**Stored data entries:**

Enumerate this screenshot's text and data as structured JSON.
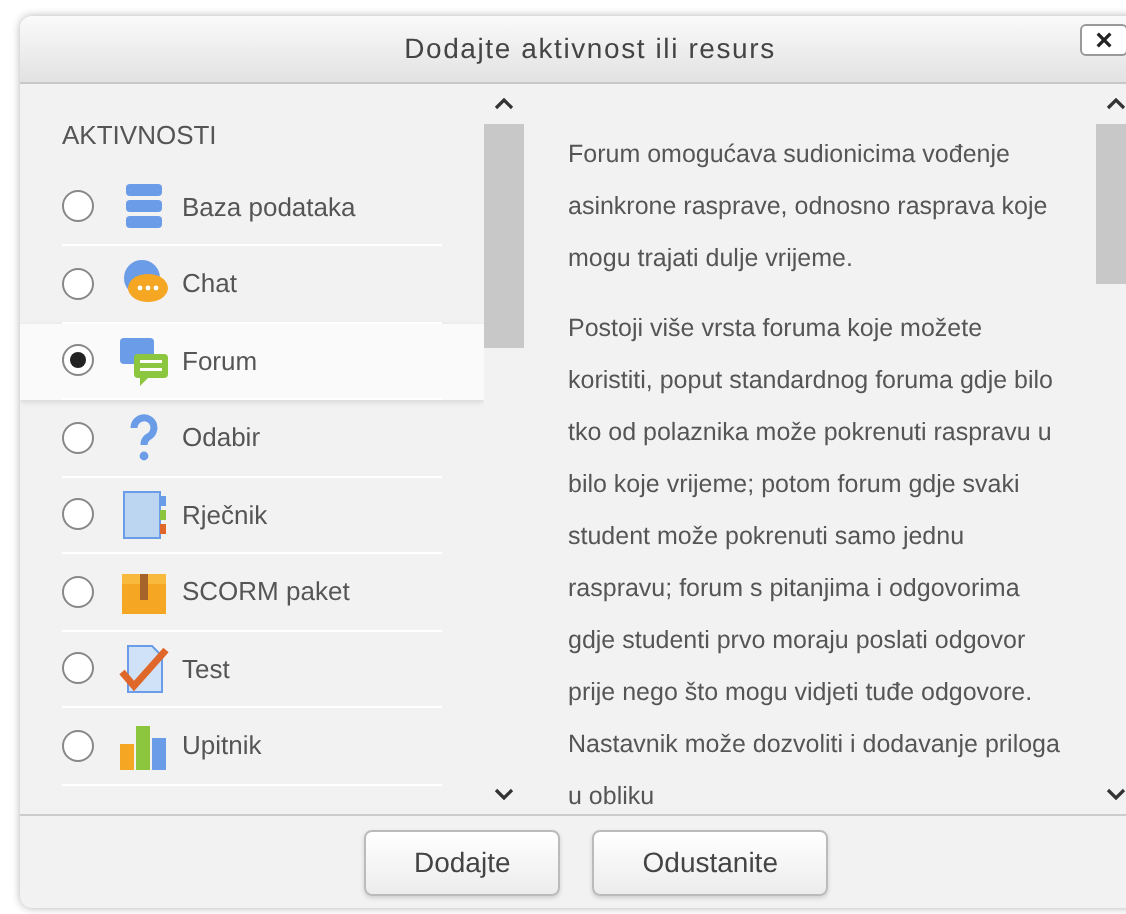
{
  "dialog": {
    "title": "Dodajte aktivnost ili resurs",
    "close": "×"
  },
  "section": "AKTIVNOSTI",
  "items": [
    {
      "label": "Baza podataka",
      "selected": false
    },
    {
      "label": "Chat",
      "selected": false
    },
    {
      "label": "Forum",
      "selected": true
    },
    {
      "label": "Odabir",
      "selected": false
    },
    {
      "label": "Rječnik",
      "selected": false
    },
    {
      "label": "SCORM paket",
      "selected": false
    },
    {
      "label": "Test",
      "selected": false
    },
    {
      "label": "Upitnik",
      "selected": false
    }
  ],
  "description": [
    "Forum omogućava sudionicima vođenje asinkrone rasprave, odnosno rasprava koje mogu trajati dulje vrijeme.",
    "Postoji više vrsta foruma koje možete koristiti, poput standardnog foruma gdje bilo tko od polaznika može pokrenuti raspravu u bilo koje vrijeme; potom forum gdje svaki student može pokrenuti samo jednu raspravu; forum s pitanjima i odgovorima gdje studenti prvo moraju poslati odgovor prije nego što mogu vidjeti tuđe odgovore. Nastavnik može dozvoliti i dodavanje priloga u obliku"
  ],
  "buttons": [
    "Dodajte",
    "Odustanite"
  ]
}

**Task brief:**
Repeat the data exactly in full, omitting its pictures.

**Solution:**
Enumerate this screenshot's text and data as structured JSON.
{
  "dialog": {
    "title": "Dodajte aktivnost ili resurs",
    "close": "×"
  },
  "section": "AKTIVNOSTI",
  "items": [
    {
      "label": "Baza podataka",
      "selected": false
    },
    {
      "label": "Chat",
      "selected": false
    },
    {
      "label": "Forum",
      "selected": true
    },
    {
      "label": "Odabir",
      "selected": false
    },
    {
      "label": "Rječnik",
      "selected": false
    },
    {
      "label": "SCORM paket",
      "selected": false
    },
    {
      "label": "Test",
      "selected": false
    },
    {
      "label": "Upitnik",
      "selected": false
    }
  ],
  "description": [
    "Forum omogućava sudionicima vođenje asinkrone rasprave, odnosno rasprava koje mogu trajati dulje vrijeme.",
    "Postoji više vrsta foruma koje možete koristiti, poput standardnog foruma gdje bilo tko od polaznika može pokrenuti raspravu u bilo koje vrijeme; potom forum gdje svaki student može pokrenuti samo jednu raspravu; forum s pitanjima i odgovorima gdje studenti prvo moraju poslati odgovor prije nego što mogu vidjeti tuđe odgovore. Nastavnik može dozvoliti i dodavanje priloga u obliku"
  ],
  "buttons": [
    "Dodajte",
    "Odustanite"
  ]
}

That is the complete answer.